WORK ORDER:
In the data that follows, count the lines in which the word "Grandiose" occurs, and report that figure alone.

PROVIDED ENTRIES:
=== Section Start ===
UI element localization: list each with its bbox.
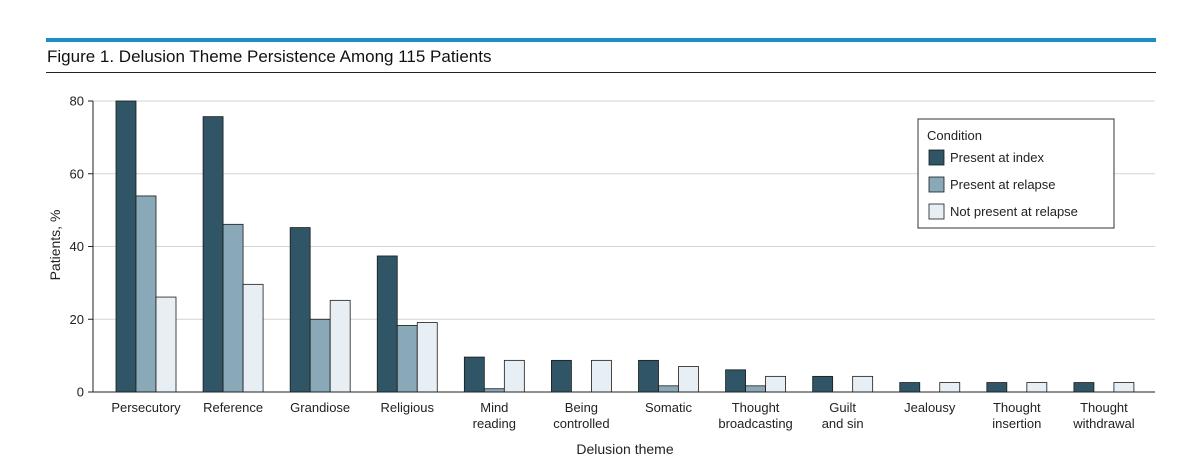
bar xyxy=(812,375,834,393)
legend-frame xyxy=(917,118,1115,229)
figure-title: Figure 1. Delusion Theme Persistence Amo… xyxy=(47,47,492,66)
legend-label: Present at index xyxy=(950,150,1044,165)
x-tick-label: Religious xyxy=(381,400,435,415)
bar xyxy=(678,366,699,393)
x-tick-label: Thought broadcasting xyxy=(718,400,792,431)
x-axis-title: Delusion theme xyxy=(576,441,673,457)
x-tick-label: Grandiose xyxy=(290,400,350,415)
title-accent-bar xyxy=(46,38,1156,42)
x-tick-label: Being controlled xyxy=(553,400,609,431)
bar xyxy=(202,116,224,393)
x-tick-label: Persecutory xyxy=(111,400,181,415)
y-tick-label: 0 xyxy=(77,385,84,400)
bar xyxy=(1026,382,1048,393)
x-tick-label: Thought insertion xyxy=(992,400,1041,431)
bar xyxy=(745,385,766,393)
bar xyxy=(115,100,137,393)
x-tick-label: Guilt and sin xyxy=(822,400,864,431)
y-tick-label: 60 xyxy=(70,166,84,181)
bar xyxy=(939,382,961,393)
x-tick-label: Reference xyxy=(203,400,263,415)
legend-swatch xyxy=(928,203,945,220)
bar xyxy=(222,223,244,393)
bar xyxy=(289,227,311,393)
x-tick-label: Jealousy xyxy=(904,400,956,415)
y-tick-label: 20 xyxy=(70,312,84,327)
bar xyxy=(463,356,485,393)
legend-label: Present at relapse xyxy=(950,177,1056,192)
bar xyxy=(135,195,157,393)
bar xyxy=(503,359,525,393)
axes: 0 20 40 60 80 Persecutory Reference Grandiose Re… xyxy=(70,94,1155,431)
y-axis-title: Patients, % xyxy=(47,210,63,281)
bar xyxy=(765,375,786,393)
x-tick-label: Somatic xyxy=(645,400,692,415)
bar xyxy=(329,299,351,393)
bar xyxy=(309,318,331,393)
bar xyxy=(986,382,1008,393)
bar xyxy=(852,375,874,393)
bar xyxy=(396,325,418,393)
y-tick-label: 40 xyxy=(70,239,84,254)
bar xyxy=(551,359,572,393)
y-tick-label: 80 xyxy=(70,94,84,109)
legend-title: Condition xyxy=(927,128,982,143)
bar xyxy=(155,296,177,393)
bar xyxy=(1113,382,1135,393)
bar xyxy=(242,283,264,393)
bar xyxy=(376,255,398,393)
title-rule xyxy=(46,72,1156,73)
legend-swatch xyxy=(928,149,945,166)
bar xyxy=(591,359,612,393)
bar xyxy=(658,385,679,393)
x-tick-label: Mind reading xyxy=(473,400,516,431)
bar xyxy=(416,322,438,393)
bar xyxy=(638,359,659,393)
legend-swatch xyxy=(928,176,945,193)
bar xyxy=(725,369,746,393)
bar xyxy=(899,382,921,393)
bars xyxy=(115,100,1135,393)
legend: Condition Present at index Present at rel… xyxy=(917,118,1115,229)
x-tick-label: Thought withdrawal xyxy=(1072,400,1135,431)
legend-label: Not present at relapse xyxy=(950,204,1078,219)
bar xyxy=(1073,382,1095,393)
=== Section End ===
WRITTEN ANSWER:
2